Begin PROVIDED DATA
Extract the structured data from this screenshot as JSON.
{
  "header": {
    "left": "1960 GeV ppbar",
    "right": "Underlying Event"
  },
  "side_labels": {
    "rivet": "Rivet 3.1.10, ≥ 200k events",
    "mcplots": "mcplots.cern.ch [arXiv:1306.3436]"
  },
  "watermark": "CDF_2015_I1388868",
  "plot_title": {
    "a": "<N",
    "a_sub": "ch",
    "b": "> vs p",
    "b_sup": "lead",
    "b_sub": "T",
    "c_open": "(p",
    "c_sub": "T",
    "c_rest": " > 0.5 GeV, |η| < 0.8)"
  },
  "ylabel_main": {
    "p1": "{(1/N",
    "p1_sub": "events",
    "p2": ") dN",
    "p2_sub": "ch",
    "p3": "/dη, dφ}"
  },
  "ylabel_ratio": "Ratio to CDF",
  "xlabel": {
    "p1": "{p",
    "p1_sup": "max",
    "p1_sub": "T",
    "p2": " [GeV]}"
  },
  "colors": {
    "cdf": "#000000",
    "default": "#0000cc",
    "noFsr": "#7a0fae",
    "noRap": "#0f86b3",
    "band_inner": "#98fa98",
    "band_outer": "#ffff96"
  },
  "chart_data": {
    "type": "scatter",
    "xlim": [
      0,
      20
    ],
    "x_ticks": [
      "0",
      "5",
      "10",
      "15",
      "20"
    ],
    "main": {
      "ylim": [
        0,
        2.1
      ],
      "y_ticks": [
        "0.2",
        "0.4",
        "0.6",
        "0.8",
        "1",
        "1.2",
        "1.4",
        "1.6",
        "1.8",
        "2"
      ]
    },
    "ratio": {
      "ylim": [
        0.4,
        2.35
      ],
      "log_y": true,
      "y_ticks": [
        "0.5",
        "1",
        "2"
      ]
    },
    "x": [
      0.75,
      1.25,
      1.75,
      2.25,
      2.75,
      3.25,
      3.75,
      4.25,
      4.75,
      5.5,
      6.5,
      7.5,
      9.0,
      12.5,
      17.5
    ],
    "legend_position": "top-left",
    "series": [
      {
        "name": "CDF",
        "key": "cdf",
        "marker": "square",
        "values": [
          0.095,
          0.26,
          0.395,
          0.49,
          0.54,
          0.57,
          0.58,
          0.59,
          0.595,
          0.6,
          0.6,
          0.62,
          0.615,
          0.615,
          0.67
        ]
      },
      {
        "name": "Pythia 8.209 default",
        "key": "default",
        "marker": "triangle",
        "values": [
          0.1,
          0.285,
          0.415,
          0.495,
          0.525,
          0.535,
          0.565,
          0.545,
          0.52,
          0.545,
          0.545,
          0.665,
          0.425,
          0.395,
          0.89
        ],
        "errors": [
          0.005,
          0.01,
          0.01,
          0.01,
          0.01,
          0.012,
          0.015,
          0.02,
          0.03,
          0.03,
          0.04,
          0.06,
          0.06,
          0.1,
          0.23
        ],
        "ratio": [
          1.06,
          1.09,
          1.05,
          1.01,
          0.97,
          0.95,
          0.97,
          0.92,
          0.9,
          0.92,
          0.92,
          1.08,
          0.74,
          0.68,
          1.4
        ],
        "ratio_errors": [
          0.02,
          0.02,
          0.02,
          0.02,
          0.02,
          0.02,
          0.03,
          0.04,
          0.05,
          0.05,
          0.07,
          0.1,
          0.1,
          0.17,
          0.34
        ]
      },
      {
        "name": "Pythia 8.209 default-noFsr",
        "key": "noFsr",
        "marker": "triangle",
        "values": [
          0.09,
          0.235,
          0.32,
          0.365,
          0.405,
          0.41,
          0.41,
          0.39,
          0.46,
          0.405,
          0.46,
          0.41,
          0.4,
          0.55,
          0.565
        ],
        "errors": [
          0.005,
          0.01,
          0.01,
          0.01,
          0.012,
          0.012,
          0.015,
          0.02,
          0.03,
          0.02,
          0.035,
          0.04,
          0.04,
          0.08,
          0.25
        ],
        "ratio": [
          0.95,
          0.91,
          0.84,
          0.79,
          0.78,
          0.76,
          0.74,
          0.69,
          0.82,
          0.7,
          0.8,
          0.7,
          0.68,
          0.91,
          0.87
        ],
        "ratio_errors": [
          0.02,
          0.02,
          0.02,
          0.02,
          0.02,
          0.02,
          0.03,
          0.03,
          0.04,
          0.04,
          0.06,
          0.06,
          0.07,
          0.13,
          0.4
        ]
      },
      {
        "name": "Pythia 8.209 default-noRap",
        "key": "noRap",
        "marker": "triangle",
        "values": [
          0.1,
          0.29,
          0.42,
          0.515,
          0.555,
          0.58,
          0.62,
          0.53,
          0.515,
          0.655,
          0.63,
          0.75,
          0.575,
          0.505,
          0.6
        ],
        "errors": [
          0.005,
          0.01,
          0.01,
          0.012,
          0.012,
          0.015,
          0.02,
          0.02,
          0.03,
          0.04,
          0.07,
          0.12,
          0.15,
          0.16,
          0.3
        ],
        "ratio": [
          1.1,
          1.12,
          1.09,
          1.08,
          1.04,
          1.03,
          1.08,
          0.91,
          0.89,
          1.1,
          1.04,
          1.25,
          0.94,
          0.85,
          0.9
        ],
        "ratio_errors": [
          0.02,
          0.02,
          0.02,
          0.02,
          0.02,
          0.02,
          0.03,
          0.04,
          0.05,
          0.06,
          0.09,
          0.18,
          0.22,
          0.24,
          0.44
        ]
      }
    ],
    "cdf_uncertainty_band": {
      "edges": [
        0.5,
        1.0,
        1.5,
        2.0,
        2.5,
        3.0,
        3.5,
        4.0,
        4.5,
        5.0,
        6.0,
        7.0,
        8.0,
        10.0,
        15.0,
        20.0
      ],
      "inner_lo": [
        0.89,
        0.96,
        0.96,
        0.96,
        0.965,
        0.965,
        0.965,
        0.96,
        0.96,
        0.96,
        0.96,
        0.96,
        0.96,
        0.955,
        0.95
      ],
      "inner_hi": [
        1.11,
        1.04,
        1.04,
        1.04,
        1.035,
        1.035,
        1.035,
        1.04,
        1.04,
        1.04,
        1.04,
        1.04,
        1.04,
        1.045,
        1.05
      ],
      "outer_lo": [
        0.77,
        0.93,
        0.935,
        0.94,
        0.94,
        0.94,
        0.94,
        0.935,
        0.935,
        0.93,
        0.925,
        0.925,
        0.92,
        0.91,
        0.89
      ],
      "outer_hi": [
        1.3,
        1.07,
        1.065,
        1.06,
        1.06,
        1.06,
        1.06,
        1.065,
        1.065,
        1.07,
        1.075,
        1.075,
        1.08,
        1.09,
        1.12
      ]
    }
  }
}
End PROVIDED DATA
SHORT TASK »
Copy out the full set of records precisely, leaving nothing out.

PROBLEM SOLUTION »
Extract the structured data from this screenshot as JSON.
{
  "header": {
    "left": "1960 GeV ppbar",
    "right": "Underlying Event"
  },
  "side_labels": {
    "rivet": "Rivet 3.1.10, ≥ 200k events",
    "mcplots": "mcplots.cern.ch [arXiv:1306.3436]"
  },
  "watermark": "CDF_2015_I1388868",
  "plot_title": {
    "a": "<N",
    "a_sub": "ch",
    "b": "> vs p",
    "b_sup": "lead",
    "b_sub": "T",
    "c_open": "(p",
    "c_sub": "T",
    "c_rest": " > 0.5 GeV, |η| < 0.8)"
  },
  "ylabel_main": {
    "p1": "{(1/N",
    "p1_sub": "events",
    "p2": ") dN",
    "p2_sub": "ch",
    "p3": "/dη, dφ}"
  },
  "ylabel_ratio": "Ratio to CDF",
  "xlabel": {
    "p1": "{p",
    "p1_sup": "max",
    "p1_sub": "T",
    "p2": " [GeV]}"
  },
  "colors": {
    "cdf": "#000000",
    "default": "#0000cc",
    "noFsr": "#7a0fae",
    "noRap": "#0f86b3",
    "band_inner": "#98fa98",
    "band_outer": "#ffff96"
  },
  "chart_data": {
    "type": "scatter",
    "xlim": [
      0,
      20
    ],
    "x_ticks": [
      "0",
      "5",
      "10",
      "15",
      "20"
    ],
    "main": {
      "ylim": [
        0,
        2.1
      ],
      "y_ticks": [
        "0.2",
        "0.4",
        "0.6",
        "0.8",
        "1",
        "1.2",
        "1.4",
        "1.6",
        "1.8",
        "2"
      ]
    },
    "ratio": {
      "ylim": [
        0.4,
        2.35
      ],
      "log_y": true,
      "y_ticks": [
        "0.5",
        "1",
        "2"
      ]
    },
    "x": [
      0.75,
      1.25,
      1.75,
      2.25,
      2.75,
      3.25,
      3.75,
      4.25,
      4.75,
      5.5,
      6.5,
      7.5,
      9.0,
      12.5,
      17.5
    ],
    "legend_position": "top-left",
    "series": [
      {
        "name": "CDF",
        "key": "cdf",
        "marker": "square",
        "values": [
          0.095,
          0.26,
          0.395,
          0.49,
          0.54,
          0.57,
          0.58,
          0.59,
          0.595,
          0.6,
          0.6,
          0.62,
          0.615,
          0.615,
          0.67
        ]
      },
      {
        "name": "Pythia 8.209 default",
        "key": "default",
        "marker": "triangle",
        "values": [
          0.1,
          0.285,
          0.415,
          0.495,
          0.525,
          0.535,
          0.565,
          0.545,
          0.52,
          0.545,
          0.545,
          0.665,
          0.425,
          0.395,
          0.89
        ],
        "errors": [
          0.005,
          0.01,
          0.01,
          0.01,
          0.01,
          0.012,
          0.015,
          0.02,
          0.03,
          0.03,
          0.04,
          0.06,
          0.06,
          0.1,
          0.23
        ],
        "ratio": [
          1.06,
          1.09,
          1.05,
          1.01,
          0.97,
          0.95,
          0.97,
          0.92,
          0.9,
          0.92,
          0.92,
          1.08,
          0.74,
          0.68,
          1.4
        ],
        "ratio_errors": [
          0.02,
          0.02,
          0.02,
          0.02,
          0.02,
          0.02,
          0.03,
          0.04,
          0.05,
          0.05,
          0.07,
          0.1,
          0.1,
          0.17,
          0.34
        ]
      },
      {
        "name": "Pythia 8.209 default-noFsr",
        "key": "noFsr",
        "marker": "triangle",
        "values": [
          0.09,
          0.235,
          0.32,
          0.365,
          0.405,
          0.41,
          0.41,
          0.39,
          0.46,
          0.405,
          0.46,
          0.41,
          0.4,
          0.55,
          0.565
        ],
        "errors": [
          0.005,
          0.01,
          0.01,
          0.01,
          0.012,
          0.012,
          0.015,
          0.02,
          0.03,
          0.02,
          0.035,
          0.04,
          0.04,
          0.08,
          0.25
        ],
        "ratio": [
          0.95,
          0.91,
          0.84,
          0.79,
          0.78,
          0.76,
          0.74,
          0.69,
          0.82,
          0.7,
          0.8,
          0.7,
          0.68,
          0.91,
          0.87
        ],
        "ratio_errors": [
          0.02,
          0.02,
          0.02,
          0.02,
          0.02,
          0.02,
          0.03,
          0.03,
          0.04,
          0.04,
          0.06,
          0.06,
          0.07,
          0.13,
          0.4
        ]
      },
      {
        "name": "Pythia 8.209 default-noRap",
        "key": "noRap",
        "marker": "triangle",
        "values": [
          0.1,
          0.29,
          0.42,
          0.515,
          0.555,
          0.58,
          0.62,
          0.53,
          0.515,
          0.655,
          0.63,
          0.75,
          0.575,
          0.505,
          0.6
        ],
        "errors": [
          0.005,
          0.01,
          0.01,
          0.012,
          0.012,
          0.015,
          0.02,
          0.02,
          0.03,
          0.04,
          0.07,
          0.12,
          0.15,
          0.16,
          0.3
        ],
        "ratio": [
          1.1,
          1.12,
          1.09,
          1.08,
          1.04,
          1.03,
          1.08,
          0.91,
          0.89,
          1.1,
          1.04,
          1.25,
          0.94,
          0.85,
          0.9
        ],
        "ratio_errors": [
          0.02,
          0.02,
          0.02,
          0.02,
          0.02,
          0.02,
          0.03,
          0.04,
          0.05,
          0.06,
          0.09,
          0.18,
          0.22,
          0.24,
          0.44
        ]
      }
    ],
    "cdf_uncertainty_band": {
      "edges": [
        0.5,
        1.0,
        1.5,
        2.0,
        2.5,
        3.0,
        3.5,
        4.0,
        4.5,
        5.0,
        6.0,
        7.0,
        8.0,
        10.0,
        15.0,
        20.0
      ],
      "inner_lo": [
        0.89,
        0.96,
        0.96,
        0.96,
        0.965,
        0.965,
        0.965,
        0.96,
        0.96,
        0.96,
        0.96,
        0.96,
        0.96,
        0.955,
        0.95
      ],
      "inner_hi": [
        1.11,
        1.04,
        1.04,
        1.04,
        1.035,
        1.035,
        1.035,
        1.04,
        1.04,
        1.04,
        1.04,
        1.04,
        1.04,
        1.045,
        1.05
      ],
      "outer_lo": [
        0.77,
        0.93,
        0.935,
        0.94,
        0.94,
        0.94,
        0.94,
        0.935,
        0.935,
        0.93,
        0.925,
        0.925,
        0.92,
        0.91,
        0.89
      ],
      "outer_hi": [
        1.3,
        1.07,
        1.065,
        1.06,
        1.06,
        1.06,
        1.06,
        1.065,
        1.065,
        1.07,
        1.075,
        1.075,
        1.08,
        1.09,
        1.12
      ]
    }
  }
}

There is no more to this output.